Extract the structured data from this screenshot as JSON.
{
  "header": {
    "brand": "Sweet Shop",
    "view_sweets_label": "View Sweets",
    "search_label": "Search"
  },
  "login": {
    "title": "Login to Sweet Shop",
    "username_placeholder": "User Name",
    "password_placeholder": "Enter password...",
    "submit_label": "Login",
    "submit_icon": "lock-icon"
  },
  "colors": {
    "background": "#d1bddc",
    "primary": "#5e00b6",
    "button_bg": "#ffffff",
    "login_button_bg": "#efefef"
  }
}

┄┄┄┄┄┄

(Task statement): Extract all of the data exactly as written.

(Task solution):
Extract the structured data from this screenshot as JSON.
{
  "header": {
    "brand": "Sweet Shop",
    "view_sweets_label": "View Sweets",
    "search_label": "Search"
  },
  "login": {
    "title": "Login to Sweet Shop",
    "username_placeholder": "User Name",
    "password_placeholder": "Enter password...",
    "submit_label": "Login",
    "submit_icon": "lock-icon"
  },
  "colors": {
    "background": "#d1bddc",
    "primary": "#5e00b6",
    "button_bg": "#ffffff",
    "login_button_bg": "#efefef"
  }
}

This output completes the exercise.